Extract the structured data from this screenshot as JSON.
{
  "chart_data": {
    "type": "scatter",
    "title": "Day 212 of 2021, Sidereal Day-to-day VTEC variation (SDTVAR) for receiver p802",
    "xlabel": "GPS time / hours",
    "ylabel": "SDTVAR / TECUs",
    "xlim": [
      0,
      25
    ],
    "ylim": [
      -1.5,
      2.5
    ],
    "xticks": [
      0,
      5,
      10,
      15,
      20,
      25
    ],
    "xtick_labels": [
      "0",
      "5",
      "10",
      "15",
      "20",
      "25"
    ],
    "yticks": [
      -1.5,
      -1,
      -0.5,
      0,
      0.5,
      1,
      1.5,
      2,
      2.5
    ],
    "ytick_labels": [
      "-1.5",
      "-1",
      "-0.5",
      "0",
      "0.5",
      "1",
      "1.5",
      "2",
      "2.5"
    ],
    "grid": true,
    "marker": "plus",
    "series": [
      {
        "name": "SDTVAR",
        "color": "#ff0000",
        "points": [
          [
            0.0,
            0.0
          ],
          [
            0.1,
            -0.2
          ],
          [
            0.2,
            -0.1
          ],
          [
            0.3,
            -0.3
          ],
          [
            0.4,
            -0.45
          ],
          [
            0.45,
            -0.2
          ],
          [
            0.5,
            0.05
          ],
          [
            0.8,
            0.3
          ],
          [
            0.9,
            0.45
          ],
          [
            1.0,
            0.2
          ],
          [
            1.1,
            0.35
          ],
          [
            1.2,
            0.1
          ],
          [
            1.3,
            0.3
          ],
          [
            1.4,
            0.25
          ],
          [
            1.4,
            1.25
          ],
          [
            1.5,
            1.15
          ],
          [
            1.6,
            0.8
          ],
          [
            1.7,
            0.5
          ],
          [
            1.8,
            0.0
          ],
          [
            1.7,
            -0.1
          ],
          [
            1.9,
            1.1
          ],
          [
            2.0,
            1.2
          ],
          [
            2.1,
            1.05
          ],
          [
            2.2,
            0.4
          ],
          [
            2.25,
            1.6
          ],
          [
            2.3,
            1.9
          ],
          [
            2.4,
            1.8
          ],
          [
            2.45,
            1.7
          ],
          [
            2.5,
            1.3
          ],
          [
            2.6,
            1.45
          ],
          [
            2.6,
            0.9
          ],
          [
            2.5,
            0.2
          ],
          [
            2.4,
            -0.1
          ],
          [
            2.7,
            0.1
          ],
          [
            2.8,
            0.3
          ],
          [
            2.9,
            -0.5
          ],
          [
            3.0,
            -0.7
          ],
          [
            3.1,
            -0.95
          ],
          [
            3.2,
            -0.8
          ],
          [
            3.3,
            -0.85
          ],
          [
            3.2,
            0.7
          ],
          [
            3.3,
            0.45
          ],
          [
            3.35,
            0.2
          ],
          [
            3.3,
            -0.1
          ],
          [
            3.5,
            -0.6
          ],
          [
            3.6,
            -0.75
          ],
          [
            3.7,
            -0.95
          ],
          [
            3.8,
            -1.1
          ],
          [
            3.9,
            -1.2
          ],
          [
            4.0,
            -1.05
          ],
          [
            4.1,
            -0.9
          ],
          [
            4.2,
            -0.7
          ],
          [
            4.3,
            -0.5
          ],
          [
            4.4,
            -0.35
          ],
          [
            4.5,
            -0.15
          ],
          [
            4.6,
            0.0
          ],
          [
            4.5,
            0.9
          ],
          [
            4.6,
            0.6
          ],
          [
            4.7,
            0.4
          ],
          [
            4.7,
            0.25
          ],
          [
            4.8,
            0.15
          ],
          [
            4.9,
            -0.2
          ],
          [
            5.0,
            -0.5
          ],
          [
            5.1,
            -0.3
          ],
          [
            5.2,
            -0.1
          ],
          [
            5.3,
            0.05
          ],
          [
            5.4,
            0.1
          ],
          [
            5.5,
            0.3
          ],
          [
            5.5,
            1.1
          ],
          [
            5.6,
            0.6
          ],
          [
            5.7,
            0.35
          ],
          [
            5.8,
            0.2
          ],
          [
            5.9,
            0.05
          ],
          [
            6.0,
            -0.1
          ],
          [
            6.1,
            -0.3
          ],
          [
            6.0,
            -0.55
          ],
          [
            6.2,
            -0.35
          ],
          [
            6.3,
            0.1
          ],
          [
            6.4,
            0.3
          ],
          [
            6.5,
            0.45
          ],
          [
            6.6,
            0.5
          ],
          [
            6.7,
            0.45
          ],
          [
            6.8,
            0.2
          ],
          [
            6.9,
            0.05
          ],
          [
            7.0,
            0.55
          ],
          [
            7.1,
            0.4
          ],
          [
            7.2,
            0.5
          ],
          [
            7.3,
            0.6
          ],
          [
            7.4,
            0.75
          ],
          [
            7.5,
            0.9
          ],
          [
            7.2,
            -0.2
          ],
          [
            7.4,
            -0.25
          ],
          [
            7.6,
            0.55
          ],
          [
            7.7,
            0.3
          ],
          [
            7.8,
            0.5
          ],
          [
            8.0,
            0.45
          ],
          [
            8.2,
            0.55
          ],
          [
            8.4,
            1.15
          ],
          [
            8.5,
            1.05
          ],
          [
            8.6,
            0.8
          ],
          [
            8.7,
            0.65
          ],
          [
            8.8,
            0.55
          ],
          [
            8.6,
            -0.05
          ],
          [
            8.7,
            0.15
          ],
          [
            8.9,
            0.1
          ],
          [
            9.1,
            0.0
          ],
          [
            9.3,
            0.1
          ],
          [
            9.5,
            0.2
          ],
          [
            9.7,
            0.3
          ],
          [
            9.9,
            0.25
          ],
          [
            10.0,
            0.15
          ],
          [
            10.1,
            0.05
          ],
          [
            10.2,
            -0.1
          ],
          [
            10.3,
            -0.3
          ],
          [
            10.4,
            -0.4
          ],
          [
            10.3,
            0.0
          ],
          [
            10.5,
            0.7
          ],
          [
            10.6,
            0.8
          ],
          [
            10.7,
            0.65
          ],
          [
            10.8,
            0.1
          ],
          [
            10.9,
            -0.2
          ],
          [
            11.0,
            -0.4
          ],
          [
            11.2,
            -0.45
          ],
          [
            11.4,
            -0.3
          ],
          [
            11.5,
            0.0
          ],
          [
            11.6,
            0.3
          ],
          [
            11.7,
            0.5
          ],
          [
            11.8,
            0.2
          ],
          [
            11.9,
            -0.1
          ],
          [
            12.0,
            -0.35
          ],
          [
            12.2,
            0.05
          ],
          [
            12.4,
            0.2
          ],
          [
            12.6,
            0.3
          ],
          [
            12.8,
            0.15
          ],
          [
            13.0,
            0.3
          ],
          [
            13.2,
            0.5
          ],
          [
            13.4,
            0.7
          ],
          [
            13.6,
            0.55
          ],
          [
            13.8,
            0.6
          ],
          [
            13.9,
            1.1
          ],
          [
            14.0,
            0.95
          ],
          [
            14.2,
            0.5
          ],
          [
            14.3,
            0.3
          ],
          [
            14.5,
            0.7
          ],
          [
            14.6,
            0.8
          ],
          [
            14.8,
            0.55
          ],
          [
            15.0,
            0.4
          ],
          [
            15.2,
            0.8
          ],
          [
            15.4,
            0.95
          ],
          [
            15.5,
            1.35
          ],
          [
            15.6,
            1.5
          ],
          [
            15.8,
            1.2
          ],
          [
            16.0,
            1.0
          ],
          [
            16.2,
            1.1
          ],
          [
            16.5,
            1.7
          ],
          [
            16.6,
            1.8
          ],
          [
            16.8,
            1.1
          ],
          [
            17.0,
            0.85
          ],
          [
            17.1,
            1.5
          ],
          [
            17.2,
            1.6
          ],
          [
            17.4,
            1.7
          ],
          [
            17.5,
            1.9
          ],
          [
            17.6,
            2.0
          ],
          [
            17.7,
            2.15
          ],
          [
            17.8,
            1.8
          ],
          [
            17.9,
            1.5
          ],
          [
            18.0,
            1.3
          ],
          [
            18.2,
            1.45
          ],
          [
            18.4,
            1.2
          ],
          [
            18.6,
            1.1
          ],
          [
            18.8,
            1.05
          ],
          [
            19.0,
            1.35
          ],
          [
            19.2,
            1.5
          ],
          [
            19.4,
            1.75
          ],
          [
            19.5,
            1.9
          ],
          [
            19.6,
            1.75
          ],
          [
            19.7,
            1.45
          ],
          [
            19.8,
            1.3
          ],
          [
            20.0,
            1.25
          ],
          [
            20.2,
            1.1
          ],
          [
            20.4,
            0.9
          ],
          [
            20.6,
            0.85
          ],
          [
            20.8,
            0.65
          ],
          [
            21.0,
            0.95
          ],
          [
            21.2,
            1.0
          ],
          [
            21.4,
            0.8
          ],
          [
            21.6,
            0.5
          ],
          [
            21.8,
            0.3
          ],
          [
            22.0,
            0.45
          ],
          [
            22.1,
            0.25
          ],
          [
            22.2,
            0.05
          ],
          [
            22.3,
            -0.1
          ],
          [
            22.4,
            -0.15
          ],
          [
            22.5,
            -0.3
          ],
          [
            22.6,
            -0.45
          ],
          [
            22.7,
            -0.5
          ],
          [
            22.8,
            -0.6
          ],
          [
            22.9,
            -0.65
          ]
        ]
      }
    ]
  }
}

__Exercise instructions__: Provide the number of lines in the data above that contain the string "SDTVAR", and nothing else.

__Result of the task__: 3